» **GIVEN EXERCISE**
Gather every line below where "Pontes" appears.
**** AVAILABLE DATA
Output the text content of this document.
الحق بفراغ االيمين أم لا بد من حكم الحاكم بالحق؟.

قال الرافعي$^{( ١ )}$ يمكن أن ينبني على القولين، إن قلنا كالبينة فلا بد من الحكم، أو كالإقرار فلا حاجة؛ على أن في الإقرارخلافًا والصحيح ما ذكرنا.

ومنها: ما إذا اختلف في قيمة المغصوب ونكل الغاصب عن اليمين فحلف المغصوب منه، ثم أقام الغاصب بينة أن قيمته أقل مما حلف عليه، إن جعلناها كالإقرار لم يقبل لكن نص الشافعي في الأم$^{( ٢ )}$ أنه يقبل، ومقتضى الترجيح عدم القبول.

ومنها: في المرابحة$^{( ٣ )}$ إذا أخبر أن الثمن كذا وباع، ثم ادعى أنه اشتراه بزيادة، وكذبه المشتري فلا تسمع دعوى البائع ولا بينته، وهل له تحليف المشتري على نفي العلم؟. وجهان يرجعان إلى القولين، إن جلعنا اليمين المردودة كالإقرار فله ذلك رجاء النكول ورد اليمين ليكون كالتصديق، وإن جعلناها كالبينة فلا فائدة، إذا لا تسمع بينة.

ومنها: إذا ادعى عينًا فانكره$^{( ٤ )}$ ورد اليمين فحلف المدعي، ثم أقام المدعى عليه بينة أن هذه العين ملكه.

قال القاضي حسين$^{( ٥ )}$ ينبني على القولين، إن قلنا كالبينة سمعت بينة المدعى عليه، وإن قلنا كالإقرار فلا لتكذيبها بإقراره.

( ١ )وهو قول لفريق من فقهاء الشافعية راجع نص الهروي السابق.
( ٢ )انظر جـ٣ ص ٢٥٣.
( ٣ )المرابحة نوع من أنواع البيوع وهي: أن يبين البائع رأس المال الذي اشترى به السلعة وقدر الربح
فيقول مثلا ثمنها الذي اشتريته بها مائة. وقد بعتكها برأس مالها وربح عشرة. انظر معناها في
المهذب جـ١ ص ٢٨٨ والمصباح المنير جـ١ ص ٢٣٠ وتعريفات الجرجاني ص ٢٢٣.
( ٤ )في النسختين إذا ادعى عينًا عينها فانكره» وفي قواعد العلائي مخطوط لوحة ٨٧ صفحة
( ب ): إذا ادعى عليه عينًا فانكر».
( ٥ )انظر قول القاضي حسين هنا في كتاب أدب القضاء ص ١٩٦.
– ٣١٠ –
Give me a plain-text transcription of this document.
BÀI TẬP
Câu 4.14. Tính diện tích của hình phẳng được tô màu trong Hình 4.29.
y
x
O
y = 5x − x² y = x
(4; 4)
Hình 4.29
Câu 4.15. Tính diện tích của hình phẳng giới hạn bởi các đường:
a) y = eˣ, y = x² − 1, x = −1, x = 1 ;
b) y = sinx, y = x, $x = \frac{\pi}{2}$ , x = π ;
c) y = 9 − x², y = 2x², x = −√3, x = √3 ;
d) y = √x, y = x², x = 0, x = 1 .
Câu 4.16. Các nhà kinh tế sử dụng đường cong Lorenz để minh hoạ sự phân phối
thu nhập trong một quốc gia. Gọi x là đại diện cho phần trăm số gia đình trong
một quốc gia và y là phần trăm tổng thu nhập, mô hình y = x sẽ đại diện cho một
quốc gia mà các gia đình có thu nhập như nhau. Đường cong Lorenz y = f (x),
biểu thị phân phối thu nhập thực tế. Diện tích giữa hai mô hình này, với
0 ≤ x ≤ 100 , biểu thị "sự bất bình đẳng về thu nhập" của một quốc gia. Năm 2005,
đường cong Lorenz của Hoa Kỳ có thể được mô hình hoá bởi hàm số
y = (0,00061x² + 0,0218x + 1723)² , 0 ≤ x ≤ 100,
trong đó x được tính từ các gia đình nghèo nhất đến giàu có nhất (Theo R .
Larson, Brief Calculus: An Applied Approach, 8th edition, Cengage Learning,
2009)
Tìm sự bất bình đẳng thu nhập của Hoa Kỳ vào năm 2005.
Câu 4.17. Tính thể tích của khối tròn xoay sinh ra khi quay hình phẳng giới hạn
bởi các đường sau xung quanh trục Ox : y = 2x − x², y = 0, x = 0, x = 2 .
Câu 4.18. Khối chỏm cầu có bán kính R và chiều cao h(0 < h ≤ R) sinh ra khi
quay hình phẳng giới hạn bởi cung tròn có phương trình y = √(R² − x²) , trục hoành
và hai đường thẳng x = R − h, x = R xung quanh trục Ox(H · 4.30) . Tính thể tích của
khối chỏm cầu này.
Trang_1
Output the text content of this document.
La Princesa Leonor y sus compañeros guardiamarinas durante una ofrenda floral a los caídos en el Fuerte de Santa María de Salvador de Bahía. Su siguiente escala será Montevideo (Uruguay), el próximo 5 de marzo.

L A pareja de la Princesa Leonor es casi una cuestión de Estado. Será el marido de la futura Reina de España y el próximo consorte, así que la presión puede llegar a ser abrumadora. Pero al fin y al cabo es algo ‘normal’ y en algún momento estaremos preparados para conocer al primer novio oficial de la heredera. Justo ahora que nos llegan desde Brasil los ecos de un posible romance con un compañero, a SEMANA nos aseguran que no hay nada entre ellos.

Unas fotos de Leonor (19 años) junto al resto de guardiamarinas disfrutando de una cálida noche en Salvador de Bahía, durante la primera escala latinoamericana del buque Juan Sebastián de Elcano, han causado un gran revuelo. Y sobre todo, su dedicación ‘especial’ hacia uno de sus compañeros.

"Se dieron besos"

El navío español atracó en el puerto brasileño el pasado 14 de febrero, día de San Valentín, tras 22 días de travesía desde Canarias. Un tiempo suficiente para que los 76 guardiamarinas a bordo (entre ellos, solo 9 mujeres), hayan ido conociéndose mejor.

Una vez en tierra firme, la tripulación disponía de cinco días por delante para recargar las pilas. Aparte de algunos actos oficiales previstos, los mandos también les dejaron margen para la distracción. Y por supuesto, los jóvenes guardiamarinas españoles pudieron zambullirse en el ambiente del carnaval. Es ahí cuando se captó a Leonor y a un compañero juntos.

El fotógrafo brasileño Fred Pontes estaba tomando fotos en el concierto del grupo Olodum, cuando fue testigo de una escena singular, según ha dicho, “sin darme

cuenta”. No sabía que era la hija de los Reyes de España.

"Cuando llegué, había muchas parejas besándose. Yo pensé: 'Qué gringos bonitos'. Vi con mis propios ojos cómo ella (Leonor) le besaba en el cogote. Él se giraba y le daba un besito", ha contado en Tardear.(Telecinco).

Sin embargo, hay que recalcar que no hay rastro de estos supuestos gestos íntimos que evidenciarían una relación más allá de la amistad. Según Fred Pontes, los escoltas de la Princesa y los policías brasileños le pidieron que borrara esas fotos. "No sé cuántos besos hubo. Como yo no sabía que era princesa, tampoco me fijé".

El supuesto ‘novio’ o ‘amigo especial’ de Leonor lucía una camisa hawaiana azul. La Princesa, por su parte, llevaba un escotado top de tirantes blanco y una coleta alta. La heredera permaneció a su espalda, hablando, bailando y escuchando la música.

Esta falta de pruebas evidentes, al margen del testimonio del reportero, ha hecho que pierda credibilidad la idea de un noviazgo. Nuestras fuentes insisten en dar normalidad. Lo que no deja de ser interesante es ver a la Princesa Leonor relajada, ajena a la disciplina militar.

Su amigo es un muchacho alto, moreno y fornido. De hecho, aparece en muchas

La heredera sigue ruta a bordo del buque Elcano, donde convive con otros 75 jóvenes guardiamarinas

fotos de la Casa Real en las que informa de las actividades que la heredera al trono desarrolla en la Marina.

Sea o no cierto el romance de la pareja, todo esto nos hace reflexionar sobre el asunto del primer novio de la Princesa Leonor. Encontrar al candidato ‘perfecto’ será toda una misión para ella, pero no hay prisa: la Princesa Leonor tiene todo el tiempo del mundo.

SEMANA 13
********
» **RESPONSE TO THIS EXERCISE**
El fotógrafo brasileño Fred Pontes estaba tomando fotos en el concierto del grupo Olodum, cuando fue testigo de una escena singular, según ha dicho, “sin darme
Sin embargo, hay que recalcar que no hay rastro de estos supuestos gestos íntimos que evidenciarían una relación más allá de la amistad. Según Fred Pontes, los escoltas de la Princesa y los policías brasileños le pidieron que borrara esas fotos. "No sé cuántos besos hubo. Como yo no sabía que era princesa, tampoco me fijé".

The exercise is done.